TASK DIRECTIONS
Give the entries back exactly, dropping each image.

Entries with figure data:
┌──

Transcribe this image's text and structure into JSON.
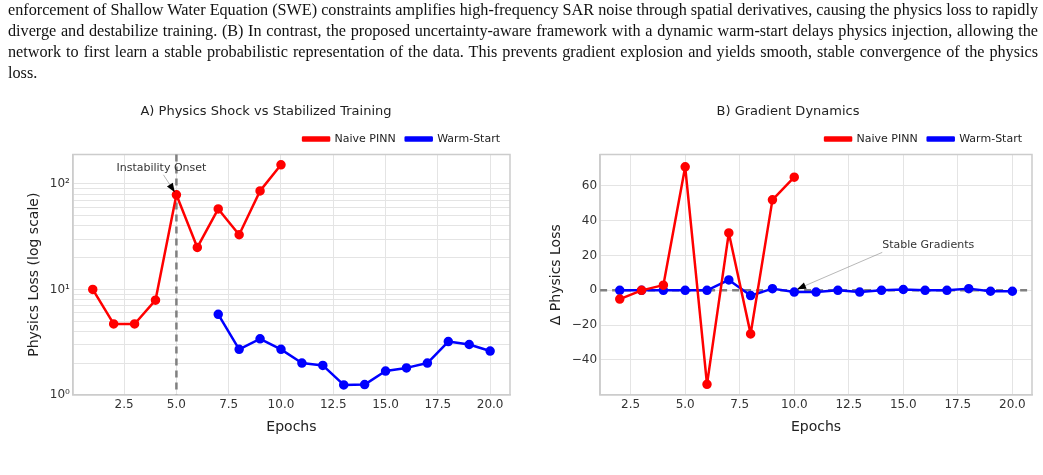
{
  "chart_data": [
    {
      "type": "line",
      "title": "A) Physics Shock vs Stabilized Training",
      "xlabel": "Epochs",
      "ylabel": "Physics Loss (log scale)",
      "log": "y",
      "grid": true,
      "legend": "top right",
      "marker": "circle",
      "xlim": [
        0.05,
        20.95
      ],
      "xticks": [
        {
          "value": 2.5,
          "label": "2.5"
        },
        {
          "value": 5,
          "label": "5.0"
        },
        {
          "value": 7.5,
          "label": "7.5"
        },
        {
          "value": 10,
          "label": "10.0"
        },
        {
          "value": 12.5,
          "label": "12.5"
        },
        {
          "value": 15,
          "label": "15.0"
        },
        {
          "value": 17.5,
          "label": "17.5"
        },
        {
          "value": 20,
          "label": "20.0"
        }
      ],
      "ylim": [
        1,
        190
      ],
      "yticks": [
        {
          "value": 1,
          "label": "10⁰"
        },
        {
          "value": 2,
          "label": null
        },
        {
          "value": 3,
          "label": null
        },
        {
          "value": 4,
          "label": null
        },
        {
          "value": 5,
          "label": null
        },
        {
          "value": 6,
          "label": null
        },
        {
          "value": 7,
          "label": null
        },
        {
          "value": 8,
          "label": null
        },
        {
          "value": 9,
          "label": null
        },
        {
          "value": 10,
          "label": "10¹"
        },
        {
          "value": 20,
          "label": null
        },
        {
          "value": 30,
          "label": null
        },
        {
          "value": 40,
          "label": null
        },
        {
          "value": 50,
          "label": null
        },
        {
          "value": 60,
          "label": null
        },
        {
          "value": 70,
          "label": null
        },
        {
          "value": 80,
          "label": null
        },
        {
          "value": 90,
          "label": null
        },
        {
          "value": 100,
          "label": "10²"
        }
      ],
      "series": [
        {
          "name": "Naive PINN",
          "color": "#ff0000",
          "x": [
            1,
            2,
            3,
            4,
            5,
            6,
            7,
            8,
            9,
            10
          ],
          "values": [
            10,
            4.7,
            4.7,
            7.9,
            79,
            25,
            58,
            33,
            86,
            152
          ]
        },
        {
          "name": "Warm-Start",
          "color": "#0000ff",
          "x": [
            7,
            8,
            9,
            10,
            11,
            12,
            13,
            14,
            15,
            16,
            17,
            18,
            19,
            20
          ],
          "values": [
            5.8,
            2.7,
            3.4,
            2.7,
            2.0,
            1.9,
            1.24,
            1.25,
            1.68,
            1.8,
            2.0,
            3.2,
            3.0,
            2.6
          ]
        }
      ],
      "ref_lines": [
        {
          "axis": "x",
          "value": 5,
          "color": "#808080",
          "line_style": "dashed"
        }
      ],
      "annotations": [
        "enforcement of Shallow Water Equation (SWE) constraints amplifies high-frequency SAR noise through spatial derivatives, causing the physics loss to rapidly diverge and destabilize training. (B) In contrast, the proposed uncertainty-aware framework with a dynamic warm-start delays physics injection, allowing the network to first learn a stable probabilistic representation of the data. This prevents gradient explosion and yields smooth, stable convergence of the physics loss.",
        {
          "text": "Instability Onset",
          "x": 5,
          "y": 79
        }
      ]
    },
    {
      "type": "line",
      "title": "B) Gradient Dynamics",
      "xlabel": "Epochs",
      "ylabel": "Δ Physics Loss",
      "grid": true,
      "legend": "top right",
      "marker": "circle",
      "xlim": [
        1.1,
        20.9
      ],
      "xticks": [
        {
          "value": 2.5,
          "label": "2.5"
        },
        {
          "value": 5,
          "label": "5.0"
        },
        {
          "value": 7.5,
          "label": "7.5"
        },
        {
          "value": 10,
          "label": "10.0"
        },
        {
          "value": 12.5,
          "label": "12.5"
        },
        {
          "value": 15,
          "label": "15.0"
        },
        {
          "value": 17.5,
          "label": "17.5"
        },
        {
          "value": 20,
          "label": "20.0"
        }
      ],
      "ylim": [
        -60,
        78
      ],
      "yticks": [
        {
          "value": -40,
          "label": "−40"
        },
        {
          "value": -20,
          "label": "−20"
        },
        0,
        20,
        40,
        60
      ],
      "series": [
        {
          "name": "Naive PINN",
          "color": "#ff0000",
          "x": [
            2,
            3,
            4,
            5,
            6,
            7,
            8,
            9,
            10
          ],
          "values": [
            -5,
            0,
            3,
            71,
            -54,
            33,
            -25,
            52,
            65
          ]
        },
        {
          "name": "Warm-Start",
          "color": "#0000ff",
          "x": [
            2,
            3,
            4,
            5,
            6,
            7,
            8,
            9,
            10,
            11,
            12,
            13,
            14,
            15,
            16,
            17,
            18,
            19,
            20
          ],
          "values": [
            0,
            0,
            0,
            0,
            0,
            6,
            -3,
            1,
            -1,
            -1,
            0,
            -1,
            0,
            0.5,
            0,
            0,
            1,
            -0.5,
            -0.5
          ]
        }
      ],
      "ref_lines": [
        {
          "axis": "y",
          "value": 0,
          "color": "#808080",
          "line_style": "dashed"
        }
      ],
      "annotations": [
        {
          "text": "Stable Gradients",
          "x": 10,
          "y": 0
        }
      ]
    }
  ]
}
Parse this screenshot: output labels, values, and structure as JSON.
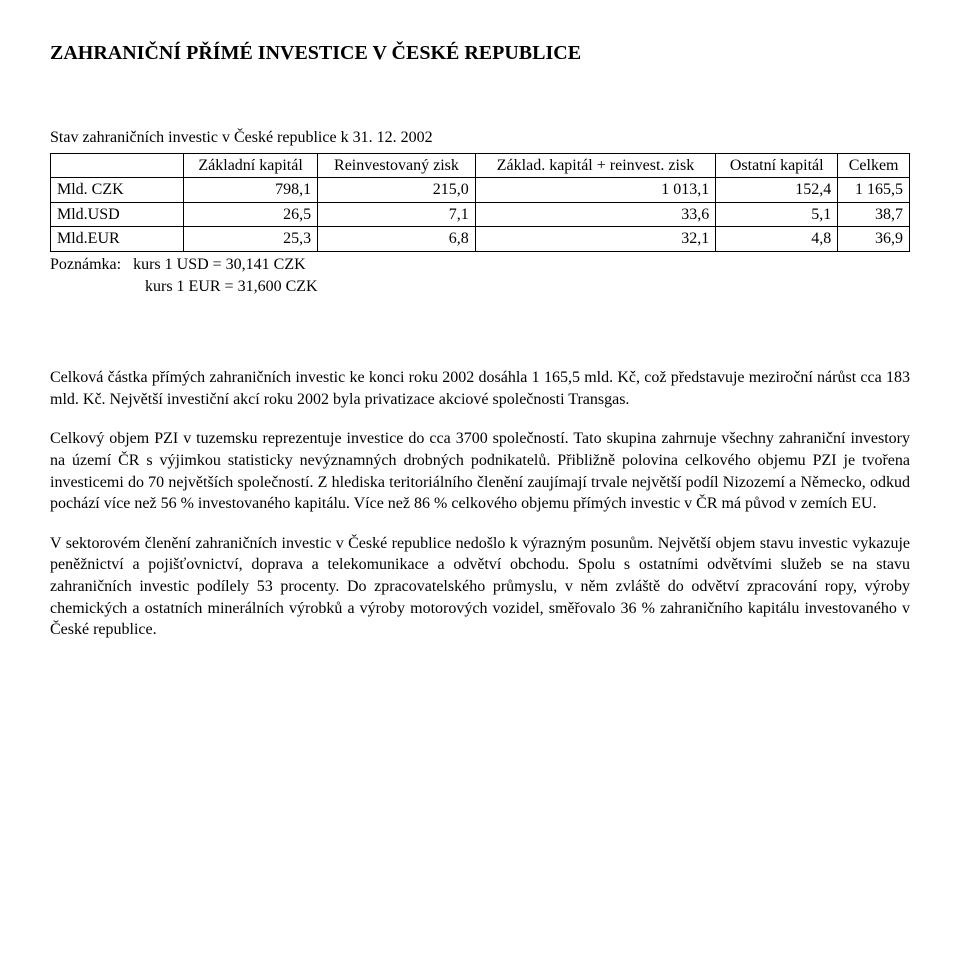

└──

RESPONSE TO THIS EXERCISE
Transcribe this image's text and structure into JSON.
{
  "chart_data": [
    {
      "type": "line",
      "title": "A) Physics Shock vs Stabilized Training",
      "xlabel": "Epochs",
      "ylabel": "Physics Loss (log scale)",
      "log": "y",
      "grid": true,
      "legend": "top right",
      "marker": "circle",
      "xlim": [
        0.05,
        20.95
      ],
      "xticks": [
        {
          "value": 2.5,
          "label": "2.5"
        },
        {
          "value": 5,
          "label": "5.0"
        },
        {
          "value": 7.5,
          "label": "7.5"
        },
        {
          "value": 10,
          "label": "10.0"
        },
        {
          "value": 12.5,
          "label": "12.5"
        },
        {
          "value": 15,
          "label": "15.0"
        },
        {
          "value": 17.5,
          "label": "17.5"
        },
        {
          "value": 20,
          "label": "20.0"
        }
      ],
      "ylim": [
        1,
        190
      ],
      "yticks": [
        {
          "value": 1,
          "label": "10⁰"
        },
        {
          "value": 2,
          "label": null
        },
        {
          "value": 3,
          "label": null
        },
        {
          "value": 4,
          "label": null
        },
        {
          "value": 5,
          "label": null
        },
        {
          "value": 6,
          "label": null
        },
        {
          "value": 7,
          "label": null
        },
        {
          "value": 8,
          "label": null
        },
        {
          "value": 9,
          "label": null
        },
        {
          "value": 10,
          "label": "10¹"
        },
        {
          "value": 20,
          "label": null
        },
        {
          "value": 30,
          "label": null
        },
        {
          "value": 40,
          "label": null
        },
        {
          "value": 50,
          "label": null
        },
        {
          "value": 60,
          "label": null
        },
        {
          "value": 70,
          "label": null
        },
        {
          "value": 80,
          "label": null
        },
        {
          "value": 90,
          "label": null
        },
        {
          "value": 100,
          "label": "10²"
        }
      ],
      "series": [
        {
          "name": "Naive PINN",
          "color": "#ff0000",
          "x": [
            1,
            2,
            3,
            4,
            5,
            6,
            7,
            8,
            9,
            10
          ],
          "values": [
            10,
            4.7,
            4.7,
            7.9,
            79,
            25,
            58,
            33,
            86,
            152
          ]
        },
        {
          "name": "Warm-Start",
          "color": "#0000ff",
          "x": [
            7,
            8,
            9,
            10,
            11,
            12,
            13,
            14,
            15,
            16,
            17,
            18,
            19,
            20
          ],
          "values": [
            5.8,
            2.7,
            3.4,
            2.7,
            2.0,
            1.9,
            1.24,
            1.25,
            1.68,
            1.8,
            2.0,
            3.2,
            3.0,
            2.6
          ]
        }
      ],
      "ref_lines": [
        {
          "axis": "x",
          "value": 5,
          "color": "#808080",
          "line_style": "dashed"
        }
      ],
      "annotations": [
        "enforcement of Shallow Water Equation (SWE) constraints amplifies high-frequency SAR noise through spatial derivatives, causing the physics loss to rapidly diverge and destabilize training. (B) In contrast, the proposed uncertainty-aware framework with a dynamic warm-start delays physics injection, allowing the network to first learn a stable probabilistic representation of the data. This prevents gradient explosion and yields smooth, stable convergence of the physics loss.",
        {
          "text": "Instability Onset",
          "x": 5,
          "y": 79
        }
      ]
    },
    {
      "type": "line",
      "title": "B) Gradient Dynamics",
      "xlabel": "Epochs",
      "ylabel": "Δ Physics Loss",
      "grid": true,
      "legend": "top right",
      "marker": "circle",
      "xlim": [
        1.1,
        20.9
      ],
      "xticks": [
        {
          "value": 2.5,
          "label": "2.5"
        },
        {
          "value": 5,
          "label": "5.0"
        },
        {
          "value": 7.5,
          "label": "7.5"
        },
        {
          "value": 10,
          "label": "10.0"
        },
        {
          "value": 12.5,
          "label": "12.5"
        },
        {
          "value": 15,
          "label": "15.0"
        },
        {
          "value": 17.5,
          "label": "17.5"
        },
        {
          "value": 20,
          "label": "20.0"
        }
      ],
      "ylim": [
        -60,
        78
      ],
      "yticks": [
        {
          "value": -40,
          "label": "−40"
        },
        {
          "value": -20,
          "label": "−20"
        },
        0,
        20,
        40,
        60
      ],
      "series": [
        {
          "name": "Naive PINN",
          "color": "#ff0000",
          "x": [
            2,
            3,
            4,
            5,
            6,
            7,
            8,
            9,
            10
          ],
          "values": [
            -5,
            0,
            3,
            71,
            -54,
            33,
            -25,
            52,
            65
          ]
        },
        {
          "name": "Warm-Start",
          "color": "#0000ff",
          "x": [
            2,
            3,
            4,
            5,
            6,
            7,
            8,
            9,
            10,
            11,
            12,
            13,
            14,
            15,
            16,
            17,
            18,
            19,
            20
          ],
          "values": [
            0,
            0,
            0,
            0,
            0,
            6,
            -3,
            1,
            -1,
            -1,
            0,
            -1,
            0,
            0.5,
            0,
            0,
            1,
            -0.5,
            -0.5
          ]
        }
      ],
      "ref_lines": [
        {
          "axis": "y",
          "value": 0,
          "color": "#808080",
          "line_style": "dashed"
        }
      ],
      "annotations": [
        {
          "text": "Stable Gradients",
          "x": 10,
          "y": 0
        }
      ]
    }
  ]
}
Parse this screenshot: output labels, values, and structure as JSON.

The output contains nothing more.